> **Task description**: The entire listing is to be repeated verbatim.
* * * *
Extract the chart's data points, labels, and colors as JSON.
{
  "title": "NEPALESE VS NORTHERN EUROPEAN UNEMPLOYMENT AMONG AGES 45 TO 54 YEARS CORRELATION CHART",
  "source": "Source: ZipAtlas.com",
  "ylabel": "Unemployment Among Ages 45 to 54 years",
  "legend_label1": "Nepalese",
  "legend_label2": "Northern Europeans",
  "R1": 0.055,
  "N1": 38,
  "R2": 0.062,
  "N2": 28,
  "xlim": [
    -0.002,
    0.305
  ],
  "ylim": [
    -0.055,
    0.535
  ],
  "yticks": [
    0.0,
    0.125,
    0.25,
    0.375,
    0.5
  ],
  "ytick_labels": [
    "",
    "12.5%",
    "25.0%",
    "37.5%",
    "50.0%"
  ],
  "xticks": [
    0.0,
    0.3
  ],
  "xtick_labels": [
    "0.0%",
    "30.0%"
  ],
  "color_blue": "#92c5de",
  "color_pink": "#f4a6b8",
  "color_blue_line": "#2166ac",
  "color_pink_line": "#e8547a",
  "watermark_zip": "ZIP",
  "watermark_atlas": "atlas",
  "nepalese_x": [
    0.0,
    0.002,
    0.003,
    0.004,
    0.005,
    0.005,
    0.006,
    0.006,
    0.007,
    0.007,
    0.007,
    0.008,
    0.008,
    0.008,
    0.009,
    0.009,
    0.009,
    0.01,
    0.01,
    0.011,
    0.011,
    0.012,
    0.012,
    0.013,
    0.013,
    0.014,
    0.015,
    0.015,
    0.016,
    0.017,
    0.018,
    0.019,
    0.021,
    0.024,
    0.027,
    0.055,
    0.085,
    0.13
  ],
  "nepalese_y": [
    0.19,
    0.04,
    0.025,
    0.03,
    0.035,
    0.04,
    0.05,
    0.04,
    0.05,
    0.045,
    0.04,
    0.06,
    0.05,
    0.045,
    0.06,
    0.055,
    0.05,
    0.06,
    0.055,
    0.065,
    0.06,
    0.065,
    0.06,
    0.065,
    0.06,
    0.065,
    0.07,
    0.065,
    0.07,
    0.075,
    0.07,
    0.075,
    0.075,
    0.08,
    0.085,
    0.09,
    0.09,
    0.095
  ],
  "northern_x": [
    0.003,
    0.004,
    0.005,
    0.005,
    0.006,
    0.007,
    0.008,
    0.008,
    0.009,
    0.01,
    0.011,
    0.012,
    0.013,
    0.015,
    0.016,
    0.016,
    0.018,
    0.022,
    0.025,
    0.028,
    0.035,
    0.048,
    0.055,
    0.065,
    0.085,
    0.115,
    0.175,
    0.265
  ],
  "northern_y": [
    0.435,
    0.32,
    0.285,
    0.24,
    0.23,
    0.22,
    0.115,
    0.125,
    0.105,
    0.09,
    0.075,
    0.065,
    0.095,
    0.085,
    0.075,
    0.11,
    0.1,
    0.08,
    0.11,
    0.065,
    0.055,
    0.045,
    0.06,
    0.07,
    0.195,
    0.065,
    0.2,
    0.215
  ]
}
* * * *
> **Exercise solution**:
Extract the chart's data points, labels, and colors as JSON.
{
  "title": "NEPALESE VS NORTHERN EUROPEAN UNEMPLOYMENT AMONG AGES 45 TO 54 YEARS CORRELATION CHART",
  "source": "Source: ZipAtlas.com",
  "ylabel": "Unemployment Among Ages 45 to 54 years",
  "legend_label1": "Nepalese",
  "legend_label2": "Northern Europeans",
  "R1": 0.055,
  "N1": 38,
  "R2": 0.062,
  "N2": 28,
  "xlim": [
    -0.002,
    0.305
  ],
  "ylim": [
    -0.055,
    0.535
  ],
  "yticks": [
    0.0,
    0.125,
    0.25,
    0.375,
    0.5
  ],
  "ytick_labels": [
    "",
    "12.5%",
    "25.0%",
    "37.5%",
    "50.0%"
  ],
  "xticks": [
    0.0,
    0.3
  ],
  "xtick_labels": [
    "0.0%",
    "30.0%"
  ],
  "color_blue": "#92c5de",
  "color_pink": "#f4a6b8",
  "color_blue_line": "#2166ac",
  "color_pink_line": "#e8547a",
  "watermark_zip": "ZIP",
  "watermark_atlas": "atlas",
  "nepalese_x": [
    0.0,
    0.002,
    0.003,
    0.004,
    0.005,
    0.005,
    0.006,
    0.006,
    0.007,
    0.007,
    0.007,
    0.008,
    0.008,
    0.008,
    0.009,
    0.009,
    0.009,
    0.01,
    0.01,
    0.011,
    0.011,
    0.012,
    0.012,
    0.013,
    0.013,
    0.014,
    0.015,
    0.015,
    0.016,
    0.017,
    0.018,
    0.019,
    0.021,
    0.024,
    0.027,
    0.055,
    0.085,
    0.13
  ],
  "nepalese_y": [
    0.19,
    0.04,
    0.025,
    0.03,
    0.035,
    0.04,
    0.05,
    0.04,
    0.05,
    0.045,
    0.04,
    0.06,
    0.05,
    0.045,
    0.06,
    0.055,
    0.05,
    0.06,
    0.055,
    0.065,
    0.06,
    0.065,
    0.06,
    0.065,
    0.06,
    0.065,
    0.07,
    0.065,
    0.07,
    0.075,
    0.07,
    0.075,
    0.075,
    0.08,
    0.085,
    0.09,
    0.09,
    0.095
  ],
  "northern_x": [
    0.003,
    0.004,
    0.005,
    0.005,
    0.006,
    0.007,
    0.008,
    0.008,
    0.009,
    0.01,
    0.011,
    0.012,
    0.013,
    0.015,
    0.016,
    0.016,
    0.018,
    0.022,
    0.025,
    0.028,
    0.035,
    0.048,
    0.055,
    0.065,
    0.085,
    0.115,
    0.175,
    0.265
  ],
  "northern_y": [
    0.435,
    0.32,
    0.285,
    0.24,
    0.23,
    0.22,
    0.115,
    0.125,
    0.105,
    0.09,
    0.075,
    0.065,
    0.095,
    0.085,
    0.075,
    0.11,
    0.1,
    0.08,
    0.11,
    0.065,
    0.055,
    0.045,
    0.06,
    0.07,
    0.195,
    0.065,
    0.2,
    0.215
  ]
}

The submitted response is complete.